■ About this exercise ■
In the entries below, the word "time" appears on some lines. Copy each of those lines.
*** Supplied material ***
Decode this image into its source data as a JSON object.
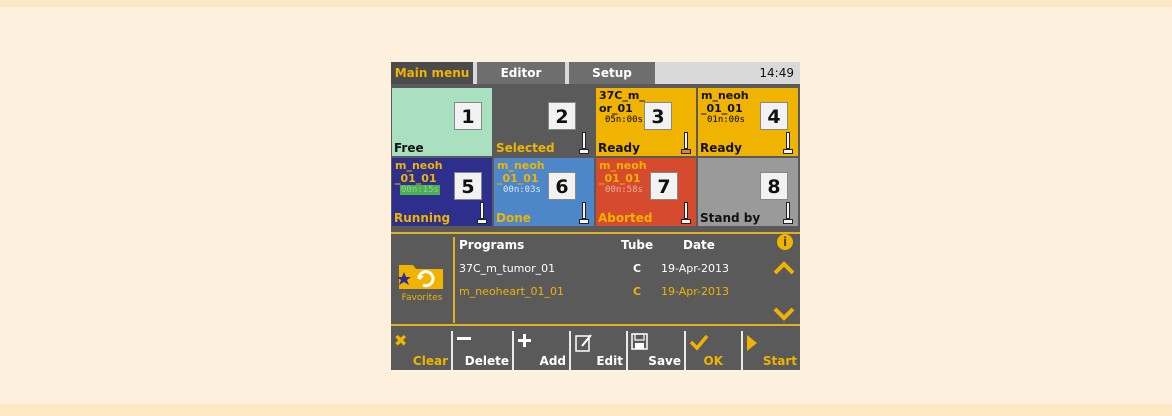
{
  "tabs": [
    {
      "label": "Main menu",
      "active": true
    },
    {
      "label": "Editor",
      "active": false
    },
    {
      "label": "Setup",
      "active": false
    }
  ],
  "clock": "14:49",
  "slots": [
    {
      "num": "1",
      "status": "Free",
      "bg": "#a8e0c0",
      "status_color": "#111111",
      "tube": false
    },
    {
      "num": "2",
      "status": "Selected",
      "bg": "#5a5a5a",
      "status_color": "#f0b400",
      "tube": true
    },
    {
      "num": "3",
      "prog1": "37C_m_",
      "prog2": "or_01",
      "time": "05n:00s",
      "status": "Ready",
      "bg": "#f0b400",
      "status_color": "#111111",
      "tube": true
    },
    {
      "num": "4",
      "prog1": "m_neoh",
      "prog2": "_01_01",
      "time": "01n:00s",
      "status": "Ready",
      "bg": "#f0b400",
      "status_color": "#111111",
      "tube": true
    },
    {
      "num": "5",
      "prog1": "m_neoh",
      "prog2": "_01_01",
      "time": "00n:15s",
      "status": "Running",
      "bg": "#2e2f8c",
      "status_color": "#f0b400",
      "tube": true
    },
    {
      "num": "6",
      "prog1": "m_neoh",
      "prog2": "_01_01",
      "time": "00n:03s",
      "status": "Done",
      "bg": "#4d86c9",
      "status_color": "#f0b400",
      "tube": true
    },
    {
      "num": "7",
      "prog1": "m_neoh",
      "prog2": "_01_01",
      "time": "00n:58s",
      "status": "Aborted",
      "bg": "#d64a2e",
      "status_color": "#f0b400",
      "tube": true
    },
    {
      "num": "8",
      "status": "Stand by",
      "bg": "#9a9a9a",
      "status_color": "#111111",
      "tube": true
    }
  ],
  "favorites_label": "Favorites",
  "list": {
    "headers": {
      "programs": "Programs",
      "tube": "Tube",
      "date": "Date"
    },
    "rows": [
      {
        "program": "37C_m_tumor_01",
        "tube": "C",
        "date": "19-Apr-2013",
        "color": "#ffffff"
      },
      {
        "program": "m_neoheart_01_01",
        "tube": "C",
        "date": "19-Apr-2013",
        "color": "#f0b400"
      }
    ]
  },
  "info_icon": "i",
  "toolbar": [
    {
      "label": "Clear",
      "icon": "x-icon"
    },
    {
      "label": "Delete",
      "icon": "minus-icon"
    },
    {
      "label": "Add",
      "icon": "plus-icon"
    },
    {
      "label": "Edit",
      "icon": "edit-icon"
    },
    {
      "label": "Save",
      "icon": "save-icon"
    },
    {
      "label": "OK",
      "icon": "check-icon"
    },
    {
      "label": "Start",
      "icon": "play-icon"
    }
  ],
  "colors": {
    "accent": "#f0b400",
    "panel": "#5a5a5a",
    "background": "#fdf0dc"
  }
}
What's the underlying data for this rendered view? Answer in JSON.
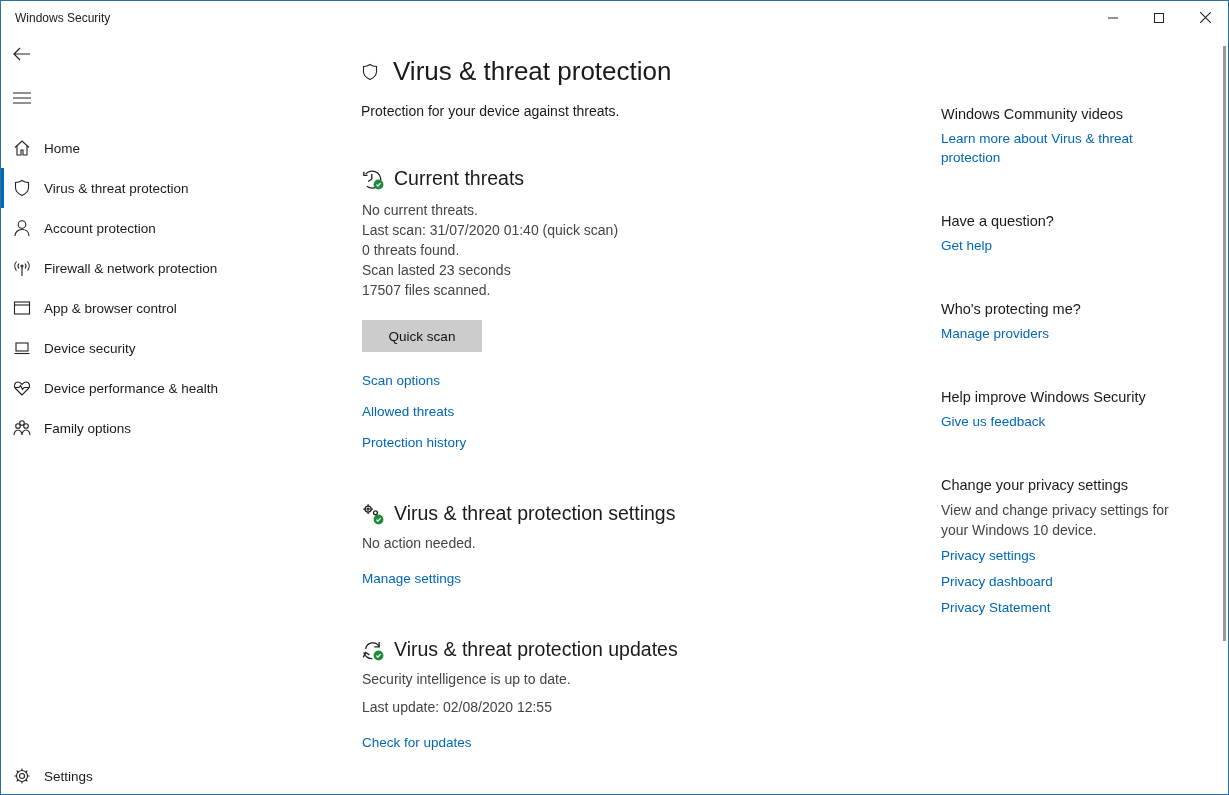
*** End of Supplied material ***
■ Answer ■
      "time": "05n:00s",
      "time": "01n:00s",
      "time": "00n:15s",
      "time": "00n:03s",
      "time": "00n:58s",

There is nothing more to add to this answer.